─── TEKS YANG DITAMPILKAN

Calon kader yang seperti ini tinggal dipoles tambahan, yakni melewati proses perkaderan formal, diyakini mereka akan menjadi kader penerus persyarikatan. Karena posisinya yang sangat strategis dan jumlahnya relatif tidak banyak, ketika ada kader meninggal, ini menjadi kabar yang sangat memprihatinkan bagi persyarikatan. Persyarikatan merasa begitu kehilangan.
Menjadi persoalan klasik di mana pun dan kapan pun bahwa kader pengganti dari generasi yang saat ini adalah suatu perkara yang sangat penting untuk dicarikan jalan keluarnya. Bagi keberlangsungan dakwah Muhammadiyah, sungguh diperlukan kader yang militan. Militan adalah “bersemangat tinggi” dan penuh gairah.
Militan juga bisa diartikan orang yang mencintai sesuatu dengan penuh pengabdian. Orang yang punya sikap militan biasanya tidak mengenal gampang menyerah dan putus asa. Oleh karena itu, kader militan di persyarikatan adalah kader muslim dengan penuh gairah dan berkeyakinan mantap dalam akidah. Tekadnya seperti seorang mujahid. Bersemangat dalam menjalankan setiap tugas atau amanah yang diberikan oleh persyarikatan.
Dia bermuamalah duniawiyah sesuai dengan adab dan ketentuan berdasarkan sunah Rasulullah. Karakteristik khusus ini penting dimiliki oleh kader militan dalam menghadapi terpaan dan goncangan dalam hatinya. Begitu banyak gerakan di luar sana yang bisa memengaruhi dan menjadikan hati sang kader goncang dalam bermuhammadiyah.
Penggerak dakwah
Amal Usaha Muhammadiyah (AUM) merupakan bagian dari dakwah Muhammadiyah, tentu wajib diisi oleh para kader yang militan. Terlebih lagi mereka para kader militan di sini yakni kaum Angkatan Muda Muhammadiyah (AMM). Mereka mesti jadi simbol mobilitas dan kelincahan dalam setiap pergerakan. Mereka harus siap diposisikan di mana pun dan kapan pun.
Teringat ketika Nabi Muhammad masih muda, dengan keberaniannya. Demikian juga dengan Ibrahim muda saat itu yang tegas dengan keberaniannya memporakporandakan berhala. Dalam hal ini sosok pemuda harus berbekal tauhid yang kokoh, pendiriannya kuat, orientasinya jauh ke depan, serta tidak minder (melempem) ketika mendapat masukan dan terpaan ujian mengenai dirinya.

──────

DAFTAR TUGAS:
[1] Dalam teks tentang kader militan Muhammadiyah, kelompok manakah yang secara khusus disebut sebagai para kader militan di Amal Usaha Muhammadiyah?
[2] Tuliskan ulang bagian teks tentang kader militan Muhammadiyah dari "Dia bermuamalah duniawiyah" sampai "goncang dalam bermuhammadiyah." tanpa mengubah satu kata pun.
[3] Teruskan teks tentang kader militan Muhammadiyah, mulai setelah kalimat terakhirnya.

─── INFORMASI TERSEDIA

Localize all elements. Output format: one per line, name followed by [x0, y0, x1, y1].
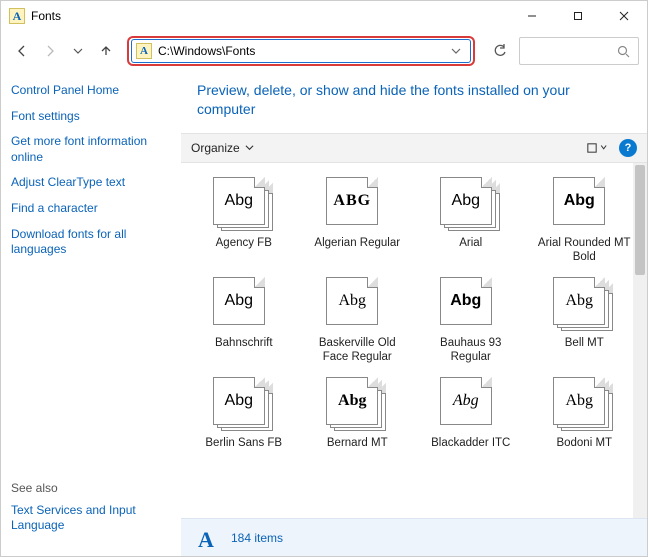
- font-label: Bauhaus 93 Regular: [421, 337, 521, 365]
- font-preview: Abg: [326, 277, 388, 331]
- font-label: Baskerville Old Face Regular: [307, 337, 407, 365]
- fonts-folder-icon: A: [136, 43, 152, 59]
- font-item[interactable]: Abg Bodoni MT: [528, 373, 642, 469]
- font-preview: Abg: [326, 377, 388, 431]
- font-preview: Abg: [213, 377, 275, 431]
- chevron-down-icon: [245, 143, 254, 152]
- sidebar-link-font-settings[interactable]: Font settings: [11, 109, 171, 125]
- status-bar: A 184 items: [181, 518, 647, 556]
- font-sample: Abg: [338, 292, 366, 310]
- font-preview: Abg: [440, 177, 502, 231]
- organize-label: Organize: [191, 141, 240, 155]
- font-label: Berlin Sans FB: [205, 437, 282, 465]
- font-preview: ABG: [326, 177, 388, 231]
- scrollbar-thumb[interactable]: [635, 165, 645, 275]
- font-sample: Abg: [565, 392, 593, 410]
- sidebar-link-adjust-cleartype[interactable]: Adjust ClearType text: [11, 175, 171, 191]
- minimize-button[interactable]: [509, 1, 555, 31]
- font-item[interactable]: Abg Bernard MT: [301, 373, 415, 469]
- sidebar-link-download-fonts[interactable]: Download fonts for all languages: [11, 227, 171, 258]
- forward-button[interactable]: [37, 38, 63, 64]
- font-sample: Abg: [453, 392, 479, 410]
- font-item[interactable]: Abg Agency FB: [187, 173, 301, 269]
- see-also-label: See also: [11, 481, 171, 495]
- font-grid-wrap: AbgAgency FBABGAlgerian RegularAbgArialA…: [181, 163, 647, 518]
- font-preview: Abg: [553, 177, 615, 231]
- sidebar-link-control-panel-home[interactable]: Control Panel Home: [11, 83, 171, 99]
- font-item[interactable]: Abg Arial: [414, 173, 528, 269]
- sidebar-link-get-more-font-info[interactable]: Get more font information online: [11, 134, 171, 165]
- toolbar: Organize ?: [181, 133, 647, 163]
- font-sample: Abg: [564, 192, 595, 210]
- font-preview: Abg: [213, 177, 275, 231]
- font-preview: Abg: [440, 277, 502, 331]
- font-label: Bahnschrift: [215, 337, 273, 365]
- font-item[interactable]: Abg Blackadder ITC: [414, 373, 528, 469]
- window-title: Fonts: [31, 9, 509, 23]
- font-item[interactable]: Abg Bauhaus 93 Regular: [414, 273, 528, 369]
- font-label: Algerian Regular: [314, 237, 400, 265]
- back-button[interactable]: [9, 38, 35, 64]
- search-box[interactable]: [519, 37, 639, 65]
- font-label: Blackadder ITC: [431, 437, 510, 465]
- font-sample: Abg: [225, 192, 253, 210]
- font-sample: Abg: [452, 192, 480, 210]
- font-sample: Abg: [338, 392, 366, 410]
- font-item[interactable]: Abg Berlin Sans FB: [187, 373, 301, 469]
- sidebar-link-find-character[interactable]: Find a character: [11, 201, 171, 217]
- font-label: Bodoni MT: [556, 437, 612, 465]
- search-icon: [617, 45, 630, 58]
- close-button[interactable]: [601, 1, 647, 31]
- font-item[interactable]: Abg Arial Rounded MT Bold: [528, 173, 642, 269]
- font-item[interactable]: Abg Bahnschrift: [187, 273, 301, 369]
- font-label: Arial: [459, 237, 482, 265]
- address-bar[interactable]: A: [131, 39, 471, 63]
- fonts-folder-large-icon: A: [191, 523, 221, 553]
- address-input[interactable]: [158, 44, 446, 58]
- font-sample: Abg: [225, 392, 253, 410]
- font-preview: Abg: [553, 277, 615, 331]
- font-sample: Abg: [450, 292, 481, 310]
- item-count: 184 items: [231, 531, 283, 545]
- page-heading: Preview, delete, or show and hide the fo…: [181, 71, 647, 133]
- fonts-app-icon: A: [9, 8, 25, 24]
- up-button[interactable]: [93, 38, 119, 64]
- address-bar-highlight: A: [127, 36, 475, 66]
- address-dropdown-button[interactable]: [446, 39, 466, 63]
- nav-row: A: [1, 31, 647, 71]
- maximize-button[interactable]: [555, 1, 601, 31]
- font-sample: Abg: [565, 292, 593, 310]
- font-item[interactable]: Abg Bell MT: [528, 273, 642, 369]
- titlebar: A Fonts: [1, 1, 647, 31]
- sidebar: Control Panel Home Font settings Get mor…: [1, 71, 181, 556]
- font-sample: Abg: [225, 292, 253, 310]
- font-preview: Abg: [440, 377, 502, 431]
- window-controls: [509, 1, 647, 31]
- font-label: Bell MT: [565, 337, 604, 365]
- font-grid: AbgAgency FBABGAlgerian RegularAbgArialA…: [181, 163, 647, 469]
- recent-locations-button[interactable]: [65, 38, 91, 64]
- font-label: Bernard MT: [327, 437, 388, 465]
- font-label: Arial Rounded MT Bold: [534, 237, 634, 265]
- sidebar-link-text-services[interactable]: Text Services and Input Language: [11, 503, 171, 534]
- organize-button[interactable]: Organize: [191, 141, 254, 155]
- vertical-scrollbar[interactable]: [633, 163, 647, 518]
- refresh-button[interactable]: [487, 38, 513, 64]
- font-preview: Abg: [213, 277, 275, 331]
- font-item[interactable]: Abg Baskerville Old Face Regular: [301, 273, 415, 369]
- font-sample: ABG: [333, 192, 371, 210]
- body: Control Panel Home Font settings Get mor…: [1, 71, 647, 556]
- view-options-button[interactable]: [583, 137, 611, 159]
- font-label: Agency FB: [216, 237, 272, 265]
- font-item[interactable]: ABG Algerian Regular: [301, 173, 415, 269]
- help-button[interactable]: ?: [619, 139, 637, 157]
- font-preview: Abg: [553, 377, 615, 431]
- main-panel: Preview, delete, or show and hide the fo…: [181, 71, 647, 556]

──────

JAWABAN:
[1] Kaum Angkatan Muda Muhammadiyah (AMM).

[2]
Dia bermuamalah duniawiyah sesuai dengan adab dan ketentuan berdasarkan sunah Rasulullah. Karakteristik khusus ini penting dimiliki oleh kader militan dalam menghadapi terpaan dan goncangan dalam hatinya. Begitu banyak gerakan di luar sana yang bisa memengaruhi dan menjadikan hati sang kader goncang dalam bermuhammadiyah.

[3]
Di pundak para kaderlah tongkat estafet kepemimpinan akan diteruskan. Dengan demikian yang perlu dibangkitkan kesadaran para AMM bahwa peran dan fungsinya sebagai pelopor, pelangsung, dan penyempurna AUM.
Oleh karena itu, mereka harus mampu menempatkan diri sebagai bagian dari penggerak dakwah amar makruf nahi munkar di persyarikatan Muhammadiyah. Hal krusial yang menjadi bahan introspeksi dan muhasabah sampai hari ini yang hasilnya masih minim yakni proses perkaderan. Sejauh ini disadari atau tidak, perkaderan masih jauh dari hasil yang diharapkan.
Tiga problem mendasar
Perkaderan yang terstruktur, terskema, dan terdesain belum begitu dapat dilaksanakan dengan efektif. Sepertinya, ada beberapa problem mendasar yang berkaitan dengan kaderisasi ini.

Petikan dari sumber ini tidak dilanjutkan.